* Exercise instructions: Write down each entry again, exactly as it reads.

* Given data:
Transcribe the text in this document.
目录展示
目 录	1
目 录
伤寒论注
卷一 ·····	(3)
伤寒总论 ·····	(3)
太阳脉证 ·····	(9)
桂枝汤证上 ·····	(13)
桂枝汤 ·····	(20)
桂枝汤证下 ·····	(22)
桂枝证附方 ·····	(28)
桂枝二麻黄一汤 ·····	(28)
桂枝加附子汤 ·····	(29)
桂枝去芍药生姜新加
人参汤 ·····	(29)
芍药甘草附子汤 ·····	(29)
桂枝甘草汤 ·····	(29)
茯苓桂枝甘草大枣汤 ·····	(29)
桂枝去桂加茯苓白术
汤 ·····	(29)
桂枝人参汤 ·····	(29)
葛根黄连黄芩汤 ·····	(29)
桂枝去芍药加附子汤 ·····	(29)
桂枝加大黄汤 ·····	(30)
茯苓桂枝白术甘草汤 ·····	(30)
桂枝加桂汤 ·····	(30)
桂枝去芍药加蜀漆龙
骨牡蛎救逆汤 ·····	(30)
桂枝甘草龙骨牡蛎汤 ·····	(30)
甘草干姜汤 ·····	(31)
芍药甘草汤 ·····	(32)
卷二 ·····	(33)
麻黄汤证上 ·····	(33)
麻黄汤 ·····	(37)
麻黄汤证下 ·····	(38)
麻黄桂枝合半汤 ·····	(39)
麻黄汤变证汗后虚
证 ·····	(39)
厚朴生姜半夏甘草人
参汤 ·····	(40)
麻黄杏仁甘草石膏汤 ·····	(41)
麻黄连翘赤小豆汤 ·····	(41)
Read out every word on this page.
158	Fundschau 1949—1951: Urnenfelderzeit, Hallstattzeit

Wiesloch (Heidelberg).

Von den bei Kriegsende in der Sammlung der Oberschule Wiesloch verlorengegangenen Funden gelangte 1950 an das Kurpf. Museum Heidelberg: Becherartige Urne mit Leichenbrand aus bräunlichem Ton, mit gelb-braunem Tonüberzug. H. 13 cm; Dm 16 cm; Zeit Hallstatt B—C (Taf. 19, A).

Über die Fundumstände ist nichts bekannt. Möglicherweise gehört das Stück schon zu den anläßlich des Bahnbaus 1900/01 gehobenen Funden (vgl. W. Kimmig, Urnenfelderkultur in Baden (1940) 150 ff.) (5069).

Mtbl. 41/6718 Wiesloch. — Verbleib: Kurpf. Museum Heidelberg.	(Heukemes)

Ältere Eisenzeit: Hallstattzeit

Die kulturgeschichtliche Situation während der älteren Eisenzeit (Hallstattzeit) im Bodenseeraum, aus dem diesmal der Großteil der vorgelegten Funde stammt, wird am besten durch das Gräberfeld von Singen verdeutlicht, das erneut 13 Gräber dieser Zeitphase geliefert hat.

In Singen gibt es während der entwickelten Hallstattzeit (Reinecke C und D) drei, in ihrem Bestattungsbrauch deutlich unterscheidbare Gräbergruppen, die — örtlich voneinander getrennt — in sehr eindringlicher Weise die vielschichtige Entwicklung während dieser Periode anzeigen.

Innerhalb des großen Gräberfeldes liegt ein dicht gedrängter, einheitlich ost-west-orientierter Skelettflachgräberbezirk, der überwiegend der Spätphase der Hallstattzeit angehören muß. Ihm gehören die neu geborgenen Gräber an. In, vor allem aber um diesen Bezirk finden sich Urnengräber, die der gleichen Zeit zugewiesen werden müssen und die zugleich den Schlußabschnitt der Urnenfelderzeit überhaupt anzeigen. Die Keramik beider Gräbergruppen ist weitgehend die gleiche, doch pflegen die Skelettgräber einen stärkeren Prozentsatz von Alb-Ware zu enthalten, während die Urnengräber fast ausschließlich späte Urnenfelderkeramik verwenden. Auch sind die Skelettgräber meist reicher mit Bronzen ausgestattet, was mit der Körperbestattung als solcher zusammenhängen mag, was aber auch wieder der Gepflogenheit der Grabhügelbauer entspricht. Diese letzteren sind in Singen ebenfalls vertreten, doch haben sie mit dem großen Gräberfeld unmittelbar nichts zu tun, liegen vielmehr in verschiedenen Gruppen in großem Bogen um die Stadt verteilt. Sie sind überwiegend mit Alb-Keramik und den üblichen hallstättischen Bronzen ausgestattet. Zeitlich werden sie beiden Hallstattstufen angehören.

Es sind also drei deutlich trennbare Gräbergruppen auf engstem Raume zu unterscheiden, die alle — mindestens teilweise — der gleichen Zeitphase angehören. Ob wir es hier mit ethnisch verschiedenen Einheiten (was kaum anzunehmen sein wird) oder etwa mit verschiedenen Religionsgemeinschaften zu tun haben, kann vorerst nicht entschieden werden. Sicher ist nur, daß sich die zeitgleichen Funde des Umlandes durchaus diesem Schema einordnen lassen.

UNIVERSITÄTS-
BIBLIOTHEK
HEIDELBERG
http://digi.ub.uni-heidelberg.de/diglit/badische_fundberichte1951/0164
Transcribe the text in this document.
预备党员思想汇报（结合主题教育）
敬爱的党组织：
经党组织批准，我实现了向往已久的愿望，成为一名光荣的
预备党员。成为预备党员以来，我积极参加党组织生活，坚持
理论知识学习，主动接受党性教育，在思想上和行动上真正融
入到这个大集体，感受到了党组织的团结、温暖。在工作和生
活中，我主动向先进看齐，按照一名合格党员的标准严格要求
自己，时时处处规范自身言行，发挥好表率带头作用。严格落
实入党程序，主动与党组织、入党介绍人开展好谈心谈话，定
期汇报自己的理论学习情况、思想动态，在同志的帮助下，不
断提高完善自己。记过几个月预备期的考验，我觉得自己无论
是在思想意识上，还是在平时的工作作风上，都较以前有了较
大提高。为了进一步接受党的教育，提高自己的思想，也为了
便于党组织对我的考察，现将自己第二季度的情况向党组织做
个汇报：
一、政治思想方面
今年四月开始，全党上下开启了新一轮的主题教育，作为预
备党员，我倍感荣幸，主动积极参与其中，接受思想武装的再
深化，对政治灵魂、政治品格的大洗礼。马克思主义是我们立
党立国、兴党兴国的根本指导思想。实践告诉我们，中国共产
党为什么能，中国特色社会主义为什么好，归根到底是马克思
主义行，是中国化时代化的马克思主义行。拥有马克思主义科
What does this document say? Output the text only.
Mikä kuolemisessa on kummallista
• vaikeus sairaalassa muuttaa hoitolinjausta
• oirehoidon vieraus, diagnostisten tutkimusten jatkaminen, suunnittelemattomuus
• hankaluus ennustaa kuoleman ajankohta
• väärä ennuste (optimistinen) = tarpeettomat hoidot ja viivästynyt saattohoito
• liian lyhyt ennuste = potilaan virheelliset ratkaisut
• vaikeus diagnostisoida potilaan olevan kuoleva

* Final result:
Transcribe the text in this document.
目录展示
目 录	1
目 录
伤寒论注
卷一 ·····	(3)
伤寒总论 ·····	(3)
太阳脉证 ·····	(9)
桂枝汤证上 ·····	(13)
桂枝汤 ·····	(20)
桂枝汤证下 ·····	(22)
桂枝证附方 ·····	(28)
桂枝二麻黄一汤 ·····	(28)
桂枝加附子汤 ·····	(29)
桂枝去芍药生姜新加
人参汤 ·····	(29)
芍药甘草附子汤 ·····	(29)
桂枝甘草汤 ·····	(29)
茯苓桂枝甘草大枣汤 ·····	(29)
桂枝去桂加茯苓白术
汤 ·····	(29)
桂枝人参汤 ·····	(29)
葛根黄连黄芩汤 ·····	(29)
桂枝去芍药加附子汤 ·····	(29)
桂枝加大黄汤 ·····	(30)
茯苓桂枝白术甘草汤 ·····	(30)
桂枝加桂汤 ·····	(30)
桂枝去芍药加蜀漆龙
骨牡蛎救逆汤 ·····	(30)
桂枝甘草龙骨牡蛎汤 ·····	(30)
甘草干姜汤 ·····	(31)
芍药甘草汤 ·····	(32)
卷二 ·····	(33)
麻黄汤证上 ·····	(33)
麻黄汤 ·····	(37)
麻黄汤证下 ·····	(38)
麻黄桂枝合半汤 ·····	(39)
麻黄汤变证汗后虚
证 ·····	(39)
厚朴生姜半夏甘草人
参汤 ·····	(40)
麻黄杏仁甘草石膏汤 ·····	(41)
麻黄连翘赤小豆汤 ·····	(41)
Read out every word on this page.
158	Fundschau 1949—1951: Urnenfelderzeit, Hallstattzeit

Wiesloch (Heidelberg).

Von den bei Kriegsende in der Sammlung der Oberschule Wiesloch verlorengegangenen Funden gelangte 1950 an das Kurpf. Museum Heidelberg: Becherartige Urne mit Leichenbrand aus bräunlichem Ton, mit gelb-braunem Tonüberzug. H. 13 cm; Dm 16 cm; Zeit Hallstatt B—C (Taf. 19, A).

Über die Fundumstände ist nichts bekannt. Möglicherweise gehört das Stück schon zu den anläßlich des Bahnbaus 1900/01 gehobenen Funden (vgl. W. Kimmig, Urnenfelderkultur in Baden (1940) 150 ff.) (5069).

Mtbl. 41/6718 Wiesloch. — Verbleib: Kurpf. Museum Heidelberg.	(Heukemes)

Ältere Eisenzeit: Hallstattzeit

Die kulturgeschichtliche Situation während der älteren Eisenzeit (Hallstattzeit) im Bodenseeraum, aus dem diesmal der Großteil der vorgelegten Funde stammt, wird am besten durch das Gräberfeld von Singen verdeutlicht, das erneut 13 Gräber dieser Zeitphase geliefert hat.

In Singen gibt es während der entwickelten Hallstattzeit (Reinecke C und D) drei, in ihrem Bestattungsbrauch deutlich unterscheidbare Gräbergruppen, die — örtlich voneinander getrennt — in sehr eindringlicher Weise die vielschichtige Entwicklung während dieser Periode anzeigen.

Innerhalb des großen Gräberfeldes liegt ein dicht gedrängter, einheitlich ost-west-orientierter Skelettflachgräberbezirk, der überwiegend der Spätphase der Hallstattzeit angehören muß. Ihm gehören die neu geborgenen Gräber an. In, vor allem aber um diesen Bezirk finden sich Urnengräber, die der gleichen Zeit zugewiesen werden müssen und die zugleich den Schlußabschnitt der Urnenfelderzeit überhaupt anzeigen. Die Keramik beider Gräbergruppen ist weitgehend die gleiche, doch pflegen die Skelettgräber einen stärkeren Prozentsatz von Alb-Ware zu enthalten, während die Urnengräber fast ausschließlich späte Urnenfelderkeramik verwenden. Auch sind die Skelettgräber meist reicher mit Bronzen ausgestattet, was mit der Körperbestattung als solcher zusammenhängen mag, was aber auch wieder der Gepflogenheit der Grabhügelbauer entspricht. Diese letzteren sind in Singen ebenfalls vertreten, doch haben sie mit dem großen Gräberfeld unmittelbar nichts zu tun, liegen vielmehr in verschiedenen Gruppen in großem Bogen um die Stadt verteilt. Sie sind überwiegend mit Alb-Keramik und den üblichen hallstättischen Bronzen ausgestattet. Zeitlich werden sie beiden Hallstattstufen angehören.

Es sind also drei deutlich trennbare Gräbergruppen auf engstem Raume zu unterscheiden, die alle — mindestens teilweise — der gleichen Zeitphase angehören. Ob wir es hier mit ethnisch verschiedenen Einheiten (was kaum anzunehmen sein wird) oder etwa mit verschiedenen Religionsgemeinschaften zu tun haben, kann vorerst nicht entschieden werden. Sicher ist nur, daß sich die zeitgleichen Funde des Umlandes durchaus diesem Schema einordnen lassen.

UNIVERSITÄTS-
BIBLIOTHEK
HEIDELBERG
http://digi.ub.uni-heidelberg.de/diglit/badische_fundberichte1951/0164
Transcribe the text in this document.
预备党员思想汇报（结合主题教育）
敬爱的党组织：
经党组织批准，我实现了向往已久的愿望，成为一名光荣的
预备党员。成为预备党员以来，我积极参加党组织生活，坚持
理论知识学习，主动接受党性教育，在思想上和行动上真正融
入到这个大集体，感受到了党组织的团结、温暖。在工作和生
活中，我主动向先进看齐，按照一名合格党员的标准严格要求
自己，时时处处规范自身言行，发挥好表率带头作用。严格落
实入党程序，主动与党组织、入党介绍人开展好谈心谈话，定
期汇报自己的理论学习情况、思想动态，在同志的帮助下，不
断提高完善自己。记过几个月预备期的考验，我觉得自己无论
是在思想意识上，还是在平时的工作作风上，都较以前有了较
大提高。为了进一步接受党的教育，提高自己的思想，也为了
便于党组织对我的考察，现将自己第二季度的情况向党组织做
个汇报：
一、政治思想方面
今年四月开始，全党上下开启了新一轮的主题教育，作为预
备党员，我倍感荣幸，主动积极参与其中，接受思想武装的再
深化，对政治灵魂、政治品格的大洗礼。马克思主义是我们立
党立国、兴党兴国的根本指导思想。实践告诉我们，中国共产
党为什么能，中国特色社会主义为什么好，归根到底是马克思
主义行，是中国化时代化的马克思主义行。拥有马克思主义科
What does this document say? Output the text only.
Mikä kuolemisessa on kummallista
• vaikeus sairaalassa muuttaa hoitolinjausta
• oirehoidon vieraus, diagnostisten tutkimusten jatkaminen, suunnittelemattomuus
• hankaluus ennustaa kuoleman ajankohta
• väärä ennuste (optimistinen) = tarpeettomat hoidot ja viivästynyt saattohoito
• liian lyhyt ennuste = potilaan virheelliset ratkaisut
• vaikeus diagnostisoida potilaan olevan kuoleva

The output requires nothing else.